### PROVIDED PASSAGE
################

The starting point of an entrepreneur’s life is always challenging and that of many successful Asians in the United Kingdom, of the first generation or the second is no different. But there is a special group of Indians, those that arrived from Africa in the 1970s whose early beginnings in the UK before success came as entrepreneurs, were even more so. But we really need to create proper perspective to make a good entrance into the story of someone you can easily describe as the ‘new entrepreneurial kid-on-the-block’, Deepak Kuntawalla.
Now, here is Kuntawalla’s story’s historical true perspective. In the United Kingdom, you are likely to find an older generation of people who are originally from the sub-continent of India, but who are also Africans.
Their children do not really claim to be Africans so proudly anymore, having become immersed in the British way of life and having been born in the UK now see themselves as British. If you were an African and you ran into this second or third generation Anglo-Indians, they will regal you with tales their parents told them, about their parents’ time in Africa.

################

### MATERIAL SUPPLIED
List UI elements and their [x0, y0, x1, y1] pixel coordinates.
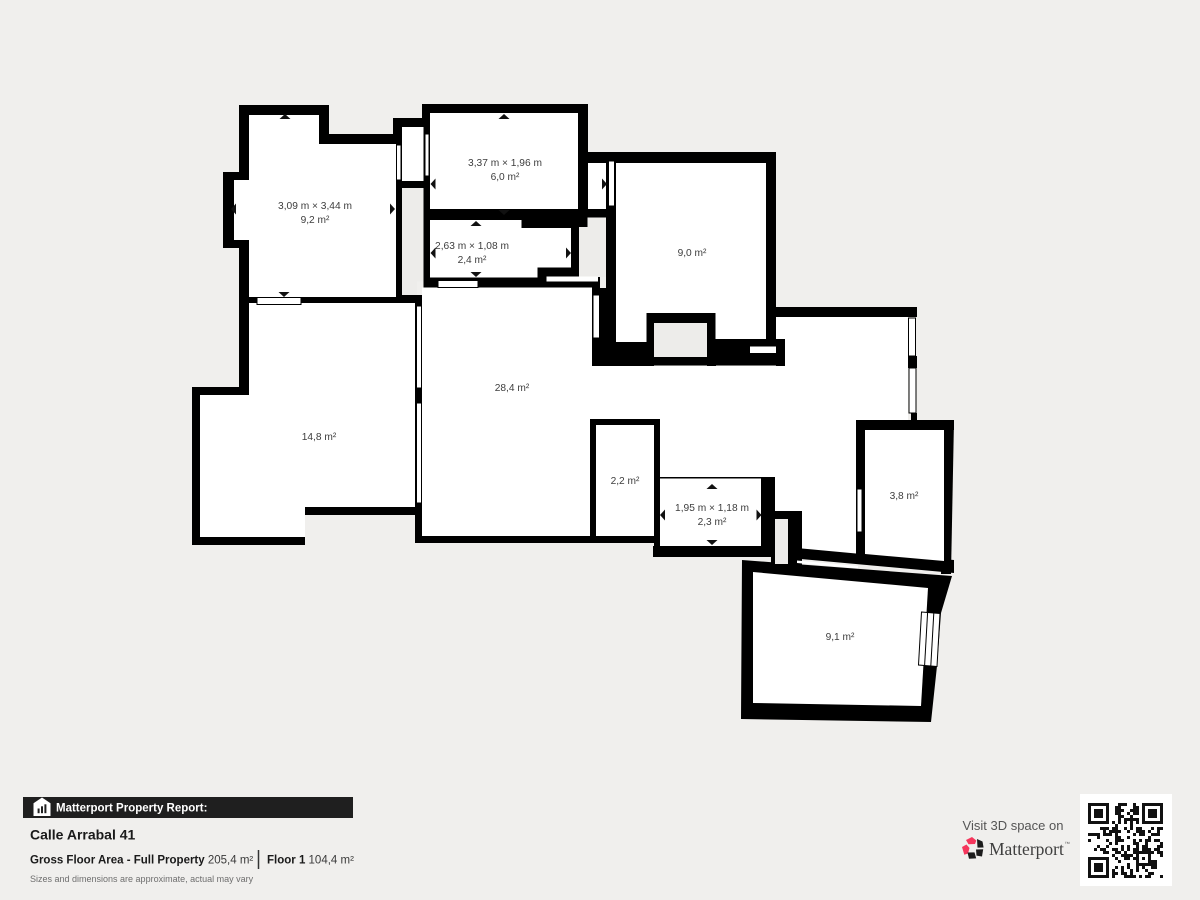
svg-text:9,0 m²: 9,0 m²	[678, 248, 707, 259]
svg-text:Sizes and dimensions are appro: Sizes and dimensions are approximate, ac…	[30, 874, 254, 884]
svg-text:9,1 m²: 9,1 m²	[826, 632, 855, 643]
svg-text:6,0 m²: 6,0 m²	[491, 172, 520, 183]
svg-text:Matterport Property Report:: Matterport Property Report:	[56, 803, 207, 815]
svg-text:3,37 m × 1,96 m: 3,37 m × 1,96 m	[468, 158, 542, 169]
svg-text:™: ™	[1065, 842, 1071, 848]
svg-text:Matterport: Matterport	[989, 839, 1064, 859]
svg-text:3,8 m²: 3,8 m²	[890, 491, 919, 502]
svg-text:Visit 3D space on: Visit 3D space on	[963, 818, 1064, 833]
svg-text:2,3 m²: 2,3 m²	[698, 517, 727, 528]
svg-text:9,2 m²: 9,2 m²	[301, 215, 330, 226]
svg-text:Floor 1 104,4 m²: Floor 1 104,4 m²	[267, 855, 354, 867]
svg-text:1,95 m × 1,18 m: 1,95 m × 1,18 m	[675, 503, 749, 514]
svg-text:Calle Arrabal 41: Calle Arrabal 41	[30, 827, 136, 843]
svg-text:3,09 m × 3,44 m: 3,09 m × 3,44 m	[278, 201, 352, 212]
svg-text:28,4 m²: 28,4 m²	[495, 383, 530, 394]
svg-text:14,8 m²: 14,8 m²	[302, 432, 337, 443]
svg-text:2,4 m²: 2,4 m²	[458, 255, 487, 266]
svg-text:2,2 m²: 2,2 m²	[611, 476, 640, 487]
svg-text:2,63 m × 1,08 m: 2,63 m × 1,08 m	[435, 241, 509, 252]
svg-text:Gross Floor Area - Full Proper: Gross Floor Area - Full Property 205,4 m…	[30, 855, 253, 867]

################

### TASK INSTRUCTIONS
In the profile of Deepak Kuntawalla, when did the special group of Indians from Africa arrive in the UK? The records have no connection to the profile of Deepak Kuntawalla.

### TASK RESULT
In the 1970s.